* _WHAT THE TASK ASKS_:
Rewrite the article on antisemitic comments toward Jewish members of Congress, starting with "Antisemitic comments directed" and going on through "and false claims.", with "lawmakers" replaced by "legislators".

Antisemitic comments directed at the 30 Jewish members of Congress are up 500% since Facebook’s parent company, Meta, dropped its independent fact-checkers and rolled back its efforts to moderate posts on the social-media site, according to a new report by the Anti-Defamation League.
The report, which the ADL’s Center for Technology and Society released on Thursday, states that the Jewish lawmakers saw an average of 6.5 daily antisemitic comments until Feb. 4, after which the number rose almost five times to 29.9 daily, on average.
The spike began a month after Mark Zuckerberg, CEO of Meta, who is Jewish, announced in January that he was doing away with guardrails that restrict hate speech and false claims.
U.S. President Donald Trump and his allies have accused social-media sites, including Facebook, of censorship, alleging that the platforms have blocked or downgraded political posts with which their owners disagree under the guise of fact-checking.
“The results of this study support our expectation that Meta’s new policies would allow increased hate, antisemitism and toxicity on Facebook, and potentially its other platforms as well,” the ADL report states.
“Rolling back its content moderation practices means highly visible Jewish users, such as members of Congress, are now receiving many times more antisemitic hate,” it adds.
Jonathan Greenblatt, CEO and national director of the ADL, blamed Meta for the spike in Jew-hatred directed at Jewish lawmakers.

* _Page segmentation data_:
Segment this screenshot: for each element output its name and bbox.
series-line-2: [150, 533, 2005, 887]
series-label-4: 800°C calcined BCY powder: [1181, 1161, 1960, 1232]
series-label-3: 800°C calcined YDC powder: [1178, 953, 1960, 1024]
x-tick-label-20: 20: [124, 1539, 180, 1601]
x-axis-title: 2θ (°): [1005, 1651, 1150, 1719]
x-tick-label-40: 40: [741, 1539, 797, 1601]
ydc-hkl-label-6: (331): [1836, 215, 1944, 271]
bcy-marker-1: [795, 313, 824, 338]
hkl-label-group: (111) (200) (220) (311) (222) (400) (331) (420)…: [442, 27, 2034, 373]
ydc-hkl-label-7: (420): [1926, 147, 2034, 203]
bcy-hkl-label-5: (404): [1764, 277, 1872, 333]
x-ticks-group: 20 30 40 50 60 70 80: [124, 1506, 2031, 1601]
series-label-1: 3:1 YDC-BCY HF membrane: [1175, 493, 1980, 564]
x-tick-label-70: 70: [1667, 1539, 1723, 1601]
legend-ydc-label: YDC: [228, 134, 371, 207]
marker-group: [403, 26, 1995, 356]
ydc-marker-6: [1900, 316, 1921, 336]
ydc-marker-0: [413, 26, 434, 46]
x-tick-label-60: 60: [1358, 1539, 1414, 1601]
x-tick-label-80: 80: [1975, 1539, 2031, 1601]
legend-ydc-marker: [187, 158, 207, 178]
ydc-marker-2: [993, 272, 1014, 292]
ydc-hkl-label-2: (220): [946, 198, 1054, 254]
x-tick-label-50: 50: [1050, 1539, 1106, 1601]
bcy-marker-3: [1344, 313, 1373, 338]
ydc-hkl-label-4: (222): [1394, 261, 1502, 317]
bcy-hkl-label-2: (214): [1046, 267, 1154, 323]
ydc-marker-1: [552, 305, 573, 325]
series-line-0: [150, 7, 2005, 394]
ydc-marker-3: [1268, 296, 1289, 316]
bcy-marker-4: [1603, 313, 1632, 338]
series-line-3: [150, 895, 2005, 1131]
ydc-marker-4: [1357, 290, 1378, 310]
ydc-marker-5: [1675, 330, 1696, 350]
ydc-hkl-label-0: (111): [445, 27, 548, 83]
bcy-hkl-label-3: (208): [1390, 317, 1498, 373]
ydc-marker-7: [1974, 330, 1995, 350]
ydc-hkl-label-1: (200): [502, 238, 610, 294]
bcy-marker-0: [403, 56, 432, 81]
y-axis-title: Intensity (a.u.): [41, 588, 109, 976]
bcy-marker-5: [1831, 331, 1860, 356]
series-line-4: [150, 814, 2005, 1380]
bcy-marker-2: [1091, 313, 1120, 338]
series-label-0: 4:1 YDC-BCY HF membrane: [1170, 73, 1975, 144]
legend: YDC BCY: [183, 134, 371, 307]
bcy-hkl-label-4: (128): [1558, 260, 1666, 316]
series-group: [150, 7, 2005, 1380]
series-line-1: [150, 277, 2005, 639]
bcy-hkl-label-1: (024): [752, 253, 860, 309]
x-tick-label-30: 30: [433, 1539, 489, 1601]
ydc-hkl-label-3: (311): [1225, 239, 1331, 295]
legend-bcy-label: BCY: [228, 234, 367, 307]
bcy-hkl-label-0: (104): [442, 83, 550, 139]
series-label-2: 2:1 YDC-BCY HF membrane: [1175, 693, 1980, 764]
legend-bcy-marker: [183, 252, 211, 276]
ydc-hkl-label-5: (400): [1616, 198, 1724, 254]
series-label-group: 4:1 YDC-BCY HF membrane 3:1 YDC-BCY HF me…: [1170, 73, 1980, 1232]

* _YOUR SOLUTION_:
Antisemitic comments directed at the 30 Jewish members of Congress are up 500% since Facebook’s parent company, Meta, dropped its independent fact-checkers and rolled back its efforts to moderate posts on the social-media site, according to a new report by the Anti-Defamation League.
The report, which the ADL’s Center for Technology and Society released on Thursday, states that the Jewish legislators saw an average of 6.5 daily antisemitic comments until Feb. 4, after which the number rose almost five times to 29.9 daily, on average.
The spike began a month after Mark Zuckerberg, CEO of Meta, who is Jewish, announced in January that he was doing away with guardrails that restrict hate speech and false claims.